* REQUIREMENTS *
All entries should be output exactly as they stand.

* DATA EXTRACT *
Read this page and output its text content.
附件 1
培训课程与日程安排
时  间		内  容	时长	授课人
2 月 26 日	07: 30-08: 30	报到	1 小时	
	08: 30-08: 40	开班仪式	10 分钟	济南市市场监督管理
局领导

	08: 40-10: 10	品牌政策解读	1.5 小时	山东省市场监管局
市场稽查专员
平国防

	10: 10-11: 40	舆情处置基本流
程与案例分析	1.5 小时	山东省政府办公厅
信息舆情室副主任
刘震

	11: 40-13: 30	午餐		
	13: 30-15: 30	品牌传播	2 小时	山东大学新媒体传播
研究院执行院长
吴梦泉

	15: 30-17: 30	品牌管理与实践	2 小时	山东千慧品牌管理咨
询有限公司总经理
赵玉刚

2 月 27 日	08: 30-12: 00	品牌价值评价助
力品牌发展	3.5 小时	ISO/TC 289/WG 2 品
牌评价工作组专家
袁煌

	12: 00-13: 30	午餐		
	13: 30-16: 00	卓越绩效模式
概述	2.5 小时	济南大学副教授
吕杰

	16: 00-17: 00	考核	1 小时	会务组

* WRITTEN SOLUTION *
Read this page and output its text content.
附件 1
培训课程与日程安排
时  间		内  容	时长	授课人
2 月 26 日	07: 30-08: 30	报到	1 小时	
	08: 30-08: 40	开班仪式	10 分钟	济南市市场监督管理
局领导

	08: 40-10: 10	品牌政策解读	1.5 小时	山东省市场监管局
市场稽查专员
平国防

	10: 10-11: 40	舆情处置基本流
程与案例分析	1.5 小时	山东省政府办公厅
信息舆情室副主任
刘震

	11: 40-13: 30	午餐		
	13: 30-15: 30	品牌传播	2 小时	山东大学新媒体传播
研究院执行院长
吴梦泉

	15: 30-17: 30	品牌管理与实践	2 小时	山东千慧品牌管理咨
询有限公司总经理
赵玉刚

2 月 27 日	08: 30-12: 00	品牌价值评价助
力品牌发展	3.5 小时	ISO/TC 289/WG 2 品
牌评价工作组专家
袁煌

	12: 00-13: 30	午餐		
	13: 30-16: 00	卓越绩效模式
概述	2.5 小时	济南大学副教授
吕杰

	16: 00-17: 00	考核	1 小时	会务组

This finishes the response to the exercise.